━━━ 提供された本文

キャリアアップしたいマーケターと、優秀なマーケティング担当者を探している企業を結ぶMarketing Nativeの人材紹介業「Marketing Native Career」。おかげさまで、すでにたくさんのマーケターと企業の方々からご登録をいただいております。
今回インタビューした元P&Gのブランドマネージャーで、現在WFP国連世界食糧計画日本事務所の政府連携コンサルタントを務める坂本和樹さんもMarketing Native Careerに登録している一人です。
坂本さんはP&Gでマーケターとしてどのような経験を積み、これからのキャリアをどのように考えてMarketing Native Careerに登録したのでしょうか。
P&G時代の強烈な思い出を中心に、坂本さんにお話を聞きました。
(取材・文:Marketing Native編集部・早川 巧、人物撮影:矢島 宏樹)
目次
発展途上国の社会課題解決への興味からP&Gへ
――坂本さんはMarketing Nativeの愛読者で、「Marketing Native Career」にもご登録いただいているとのこと、ありがとうございます。まず、これまでのキャリアを教えてください。
新卒でP&Gのマーケティング部門に就職し、日本とシンガポールで7年間勤務しました。その後、国際協力NGOを経て、2019年9月から英国サセックス大学院開発学研究所に留学、開発学修士号の取得を目指していたのですが、新型コロナウイルスの影響で帰国しました。今年7月からはWFP国連世界食糧計画(※)日本事務所で働きつつ、修士号取得へ向けた論文を執筆中です。

━━━━━━
━━━ 提供資料

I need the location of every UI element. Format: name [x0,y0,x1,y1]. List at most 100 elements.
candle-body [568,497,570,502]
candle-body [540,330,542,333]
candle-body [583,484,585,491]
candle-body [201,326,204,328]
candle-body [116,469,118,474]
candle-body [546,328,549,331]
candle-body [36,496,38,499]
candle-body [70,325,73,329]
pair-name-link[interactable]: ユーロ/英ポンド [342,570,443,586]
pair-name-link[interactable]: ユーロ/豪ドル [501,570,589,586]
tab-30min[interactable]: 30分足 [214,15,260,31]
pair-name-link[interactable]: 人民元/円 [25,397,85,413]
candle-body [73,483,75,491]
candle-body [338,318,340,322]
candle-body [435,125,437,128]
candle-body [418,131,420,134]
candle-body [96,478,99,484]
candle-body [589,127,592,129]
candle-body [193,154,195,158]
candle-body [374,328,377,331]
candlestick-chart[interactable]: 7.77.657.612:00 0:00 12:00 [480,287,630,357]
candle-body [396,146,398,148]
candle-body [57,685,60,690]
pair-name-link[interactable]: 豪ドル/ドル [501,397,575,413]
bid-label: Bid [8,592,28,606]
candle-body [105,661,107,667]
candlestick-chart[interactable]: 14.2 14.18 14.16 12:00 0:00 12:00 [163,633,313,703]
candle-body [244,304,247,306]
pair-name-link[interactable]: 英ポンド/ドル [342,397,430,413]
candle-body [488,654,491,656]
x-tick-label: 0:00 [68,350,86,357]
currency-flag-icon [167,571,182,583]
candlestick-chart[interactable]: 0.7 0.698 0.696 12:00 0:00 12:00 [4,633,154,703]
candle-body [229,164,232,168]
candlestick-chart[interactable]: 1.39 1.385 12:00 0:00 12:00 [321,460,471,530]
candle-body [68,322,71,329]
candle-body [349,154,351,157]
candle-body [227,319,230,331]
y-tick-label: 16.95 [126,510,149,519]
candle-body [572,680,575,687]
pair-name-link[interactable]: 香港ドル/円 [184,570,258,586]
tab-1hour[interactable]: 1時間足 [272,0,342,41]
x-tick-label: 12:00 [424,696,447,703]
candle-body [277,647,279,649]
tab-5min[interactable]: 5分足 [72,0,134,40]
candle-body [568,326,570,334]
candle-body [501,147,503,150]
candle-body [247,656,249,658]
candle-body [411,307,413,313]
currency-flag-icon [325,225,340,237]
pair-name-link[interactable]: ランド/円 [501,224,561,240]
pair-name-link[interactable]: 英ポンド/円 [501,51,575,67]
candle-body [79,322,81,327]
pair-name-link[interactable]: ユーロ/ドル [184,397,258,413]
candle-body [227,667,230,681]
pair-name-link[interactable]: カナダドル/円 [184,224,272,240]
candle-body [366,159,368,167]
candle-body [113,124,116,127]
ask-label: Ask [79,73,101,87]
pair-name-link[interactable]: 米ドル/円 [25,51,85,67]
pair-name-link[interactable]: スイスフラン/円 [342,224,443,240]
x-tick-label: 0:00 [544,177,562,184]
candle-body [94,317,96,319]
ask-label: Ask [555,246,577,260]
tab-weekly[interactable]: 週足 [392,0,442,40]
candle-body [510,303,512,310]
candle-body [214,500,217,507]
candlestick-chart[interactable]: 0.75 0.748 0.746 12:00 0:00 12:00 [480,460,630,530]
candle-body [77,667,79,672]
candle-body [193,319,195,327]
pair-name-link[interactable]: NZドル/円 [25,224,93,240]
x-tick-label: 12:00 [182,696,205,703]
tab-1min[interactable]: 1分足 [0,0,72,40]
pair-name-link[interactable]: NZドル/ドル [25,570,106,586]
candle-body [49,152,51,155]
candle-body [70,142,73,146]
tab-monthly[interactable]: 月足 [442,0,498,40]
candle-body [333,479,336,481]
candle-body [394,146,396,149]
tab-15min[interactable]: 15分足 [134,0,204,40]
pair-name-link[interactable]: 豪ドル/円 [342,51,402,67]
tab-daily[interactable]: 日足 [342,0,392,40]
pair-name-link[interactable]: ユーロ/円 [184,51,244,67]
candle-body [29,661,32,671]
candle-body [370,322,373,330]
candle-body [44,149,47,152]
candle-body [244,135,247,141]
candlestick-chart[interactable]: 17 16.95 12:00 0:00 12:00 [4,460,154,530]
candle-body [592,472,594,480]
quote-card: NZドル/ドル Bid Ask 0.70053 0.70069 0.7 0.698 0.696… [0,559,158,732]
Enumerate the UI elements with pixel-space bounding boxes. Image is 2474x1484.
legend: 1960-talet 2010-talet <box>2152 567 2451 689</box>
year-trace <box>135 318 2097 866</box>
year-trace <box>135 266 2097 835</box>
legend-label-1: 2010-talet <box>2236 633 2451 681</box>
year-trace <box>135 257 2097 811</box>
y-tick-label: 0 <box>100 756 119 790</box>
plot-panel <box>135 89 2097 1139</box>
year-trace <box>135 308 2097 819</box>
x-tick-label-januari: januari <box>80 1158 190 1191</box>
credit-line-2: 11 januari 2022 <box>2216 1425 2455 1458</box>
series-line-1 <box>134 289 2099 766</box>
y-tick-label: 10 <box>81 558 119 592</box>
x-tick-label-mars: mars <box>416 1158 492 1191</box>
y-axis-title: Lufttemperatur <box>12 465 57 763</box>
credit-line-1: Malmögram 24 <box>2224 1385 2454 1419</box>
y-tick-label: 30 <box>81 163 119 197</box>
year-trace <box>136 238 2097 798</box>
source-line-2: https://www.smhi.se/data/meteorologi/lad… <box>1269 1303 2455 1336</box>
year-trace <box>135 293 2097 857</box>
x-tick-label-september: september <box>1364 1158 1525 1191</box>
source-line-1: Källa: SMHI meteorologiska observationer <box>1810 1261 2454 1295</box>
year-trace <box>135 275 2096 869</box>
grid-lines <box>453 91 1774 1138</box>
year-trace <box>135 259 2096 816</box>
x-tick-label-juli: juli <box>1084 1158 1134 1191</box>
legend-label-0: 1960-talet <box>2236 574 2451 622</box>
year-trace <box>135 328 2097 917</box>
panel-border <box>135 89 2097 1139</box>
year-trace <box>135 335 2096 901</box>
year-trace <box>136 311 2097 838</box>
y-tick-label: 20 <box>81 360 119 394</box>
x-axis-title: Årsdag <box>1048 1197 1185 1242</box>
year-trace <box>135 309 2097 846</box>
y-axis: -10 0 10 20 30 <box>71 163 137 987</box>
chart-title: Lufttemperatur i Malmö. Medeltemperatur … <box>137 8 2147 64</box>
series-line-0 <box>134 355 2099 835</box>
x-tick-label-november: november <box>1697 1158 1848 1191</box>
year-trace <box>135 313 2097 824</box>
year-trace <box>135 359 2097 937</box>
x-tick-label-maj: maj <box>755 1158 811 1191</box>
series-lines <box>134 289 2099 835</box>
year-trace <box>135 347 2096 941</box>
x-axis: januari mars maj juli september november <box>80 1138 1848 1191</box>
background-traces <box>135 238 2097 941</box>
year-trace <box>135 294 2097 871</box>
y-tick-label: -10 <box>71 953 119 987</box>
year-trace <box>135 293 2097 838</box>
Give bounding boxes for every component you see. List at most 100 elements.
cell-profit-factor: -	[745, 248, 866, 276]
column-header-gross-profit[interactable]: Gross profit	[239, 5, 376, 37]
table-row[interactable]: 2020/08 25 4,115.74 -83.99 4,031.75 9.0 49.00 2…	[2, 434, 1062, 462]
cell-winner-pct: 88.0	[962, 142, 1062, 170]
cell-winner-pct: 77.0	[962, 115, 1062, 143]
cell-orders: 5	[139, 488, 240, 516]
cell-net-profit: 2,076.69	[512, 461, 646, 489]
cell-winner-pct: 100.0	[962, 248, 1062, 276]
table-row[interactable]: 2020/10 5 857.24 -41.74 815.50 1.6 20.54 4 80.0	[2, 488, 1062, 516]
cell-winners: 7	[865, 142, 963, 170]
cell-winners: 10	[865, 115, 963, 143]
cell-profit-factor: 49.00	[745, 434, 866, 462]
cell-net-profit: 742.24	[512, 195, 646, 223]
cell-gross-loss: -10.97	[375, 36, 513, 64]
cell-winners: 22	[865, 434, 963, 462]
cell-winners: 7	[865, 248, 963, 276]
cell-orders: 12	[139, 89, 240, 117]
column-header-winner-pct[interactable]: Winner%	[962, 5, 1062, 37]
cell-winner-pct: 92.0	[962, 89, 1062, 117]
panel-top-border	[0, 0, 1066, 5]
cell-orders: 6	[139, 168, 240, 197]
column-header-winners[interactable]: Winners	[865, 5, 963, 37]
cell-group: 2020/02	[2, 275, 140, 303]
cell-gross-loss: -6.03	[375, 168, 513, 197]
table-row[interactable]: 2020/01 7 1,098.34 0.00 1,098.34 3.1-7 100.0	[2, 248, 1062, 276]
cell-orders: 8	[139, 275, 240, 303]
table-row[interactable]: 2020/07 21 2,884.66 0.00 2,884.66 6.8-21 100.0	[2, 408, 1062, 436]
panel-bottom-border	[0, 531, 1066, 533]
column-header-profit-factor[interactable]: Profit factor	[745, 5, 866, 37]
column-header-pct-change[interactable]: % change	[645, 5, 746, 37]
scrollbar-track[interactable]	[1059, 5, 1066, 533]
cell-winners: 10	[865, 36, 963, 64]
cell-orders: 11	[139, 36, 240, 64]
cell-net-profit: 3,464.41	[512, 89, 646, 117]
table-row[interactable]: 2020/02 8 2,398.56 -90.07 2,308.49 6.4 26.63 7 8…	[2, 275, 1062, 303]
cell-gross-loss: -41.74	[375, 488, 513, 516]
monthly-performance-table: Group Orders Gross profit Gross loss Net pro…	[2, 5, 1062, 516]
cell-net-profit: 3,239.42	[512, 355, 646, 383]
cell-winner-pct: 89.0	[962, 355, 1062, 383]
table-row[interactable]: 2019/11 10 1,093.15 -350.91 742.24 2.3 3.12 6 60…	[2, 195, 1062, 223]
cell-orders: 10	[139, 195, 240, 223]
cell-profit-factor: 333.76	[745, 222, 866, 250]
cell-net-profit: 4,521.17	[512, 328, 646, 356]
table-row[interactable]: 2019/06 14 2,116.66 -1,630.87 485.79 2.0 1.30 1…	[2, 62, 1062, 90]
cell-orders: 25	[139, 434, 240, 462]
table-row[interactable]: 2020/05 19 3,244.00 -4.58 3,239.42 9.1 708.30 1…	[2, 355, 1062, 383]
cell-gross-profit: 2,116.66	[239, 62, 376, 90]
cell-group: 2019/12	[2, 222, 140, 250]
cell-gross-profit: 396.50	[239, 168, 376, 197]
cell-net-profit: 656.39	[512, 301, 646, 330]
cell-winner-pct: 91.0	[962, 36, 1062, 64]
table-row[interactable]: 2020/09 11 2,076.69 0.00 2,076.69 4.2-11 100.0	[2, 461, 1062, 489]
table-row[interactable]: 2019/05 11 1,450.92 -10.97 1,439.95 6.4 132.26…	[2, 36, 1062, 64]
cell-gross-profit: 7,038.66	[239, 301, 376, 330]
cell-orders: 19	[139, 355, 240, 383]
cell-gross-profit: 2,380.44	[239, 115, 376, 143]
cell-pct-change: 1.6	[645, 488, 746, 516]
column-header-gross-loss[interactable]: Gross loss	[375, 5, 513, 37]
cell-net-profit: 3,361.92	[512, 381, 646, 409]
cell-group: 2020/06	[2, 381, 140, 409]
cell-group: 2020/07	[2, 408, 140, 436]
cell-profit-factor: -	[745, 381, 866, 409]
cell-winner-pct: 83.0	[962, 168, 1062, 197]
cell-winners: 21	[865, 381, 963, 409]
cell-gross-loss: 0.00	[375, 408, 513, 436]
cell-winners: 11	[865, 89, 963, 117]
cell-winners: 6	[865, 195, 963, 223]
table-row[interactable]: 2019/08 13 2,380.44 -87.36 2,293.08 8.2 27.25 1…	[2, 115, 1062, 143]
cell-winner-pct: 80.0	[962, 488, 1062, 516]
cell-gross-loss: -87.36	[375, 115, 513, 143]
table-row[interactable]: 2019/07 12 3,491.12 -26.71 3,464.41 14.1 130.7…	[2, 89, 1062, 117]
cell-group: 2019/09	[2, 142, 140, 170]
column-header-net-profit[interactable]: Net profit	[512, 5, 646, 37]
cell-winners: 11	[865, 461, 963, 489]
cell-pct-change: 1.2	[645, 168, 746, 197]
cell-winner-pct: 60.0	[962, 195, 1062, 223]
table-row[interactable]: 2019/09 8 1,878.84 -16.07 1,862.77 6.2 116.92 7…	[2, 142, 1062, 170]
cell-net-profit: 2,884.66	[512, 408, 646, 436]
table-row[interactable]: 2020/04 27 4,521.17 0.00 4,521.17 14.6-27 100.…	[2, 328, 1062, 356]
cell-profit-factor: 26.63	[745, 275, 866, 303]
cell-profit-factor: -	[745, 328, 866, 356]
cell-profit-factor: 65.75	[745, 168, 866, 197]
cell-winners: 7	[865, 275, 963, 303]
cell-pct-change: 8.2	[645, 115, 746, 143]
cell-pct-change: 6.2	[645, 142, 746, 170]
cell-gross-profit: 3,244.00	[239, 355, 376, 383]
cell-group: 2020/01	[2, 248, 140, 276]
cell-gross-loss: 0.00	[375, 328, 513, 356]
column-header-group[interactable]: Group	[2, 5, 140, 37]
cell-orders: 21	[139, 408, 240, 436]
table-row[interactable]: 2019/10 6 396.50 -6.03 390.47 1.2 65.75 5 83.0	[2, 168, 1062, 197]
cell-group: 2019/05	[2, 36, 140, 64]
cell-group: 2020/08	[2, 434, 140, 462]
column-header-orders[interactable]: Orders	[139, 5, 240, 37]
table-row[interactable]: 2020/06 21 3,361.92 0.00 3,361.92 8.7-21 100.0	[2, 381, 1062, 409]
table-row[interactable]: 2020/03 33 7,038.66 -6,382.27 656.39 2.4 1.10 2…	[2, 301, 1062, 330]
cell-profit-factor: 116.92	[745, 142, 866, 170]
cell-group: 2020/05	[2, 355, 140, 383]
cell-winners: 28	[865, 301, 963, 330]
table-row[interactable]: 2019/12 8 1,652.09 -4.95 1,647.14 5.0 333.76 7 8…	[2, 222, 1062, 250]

━━━━━━

> _理解度チェック_
A – 坂本さんのインタビュー記事について、次の問いに答えてください。
(i) 坂本さんがP&Gで勤務した国はどこですか。
(ii) 坂本さんが2019年9月から留学した先はどこですか。
(iii) 坂本さんは現在、どこでどんな役職を務めていますか。
B – 坂本さんのインタビュー記事を、最後の文の後から書き継いでください。

> _各問の答え_
A –
(i) 日本とシンガポール
(ii) 英国サセックス大学院開発学研究所
(iii) WFP国連世界食糧計画日本事務所で、政府連携コンサルタントを務めています。

B –
※United Nations World Food Programmeの略称。2020年ノーベル平和賞を受賞。
――「Marketing Native Career」に登録したのはいつですか。
留学中の昨年12月です。海外から遠隔で従事できるマーケティングの仕事があればいいなと思い、登録しました。
――就職先にP&Gを選んだのはマーケティングの仕事に興味があったからですか。
いえ、実はP&Gがマーケティングで有名な会社だと知ったのは就職してからです。学部時代の授業でフィリピンの貧困問題について学ぶ機会があり、それをきっかけに発展途上国の社会課題に関わりたいと考えるようになりました。その授業でP&Gが当時、アフリカで水の浄化キットを無料配布していることを知りまして、日々の生活に欠かせない消費財を販売している社会性の高さに惹かれ、就職先に決めました。
もっとも、水の浄化キットの無料配布は社会事業としての側面もありつつ、おそらくはアフリカのマーケットで認知を作るというマーケティング施策の一環だったと思います。
――P&Gでのキャリアステップについて教えてください。
入社3年目にシンガポールに赴任し、5年目でP/L責任を持つブランドマネージャーに昇進しました。柔軟剤「レノア」を日本市場でNo.1シェアのブランドにできた点などを評価されたと思います。
――昇進スピードはほかの人と比較してどうでしたか。
真ん中より少し早いくらいですね。ほかには、洗濯洗剤カテゴリー(アリエール・ボールド・さらさ)においてもジェルボール型洗剤の発売などによって大幅に売り上げと利益を伸ばせた点が昇進に影響したと思います。
――P&Gの中でそのような昇進ができたのは、何が良かったからだと思いますか。
P&Gには私よりマーケティングが得意で優れたアイデアを出せる人がたくさんいます。私の場合は、製品の容量や価格、サイズのラインナップの調整、サプライチェーンの改善など経営全体の観点から、どこを伸ばせば一番良い打ち手としてビジネスを効果的に成長させられるかを総合的に判断するところが長けていたのだと思います。
私の見る限り、いわゆるマーケティングの右脳的な発想と、数字を基にした左脳的な経営判断の両方を得意とする人はブランドマネージャーレベルではそれほど多くありません。両方できる人がブランドディレクターや執行役へと昇進していきます。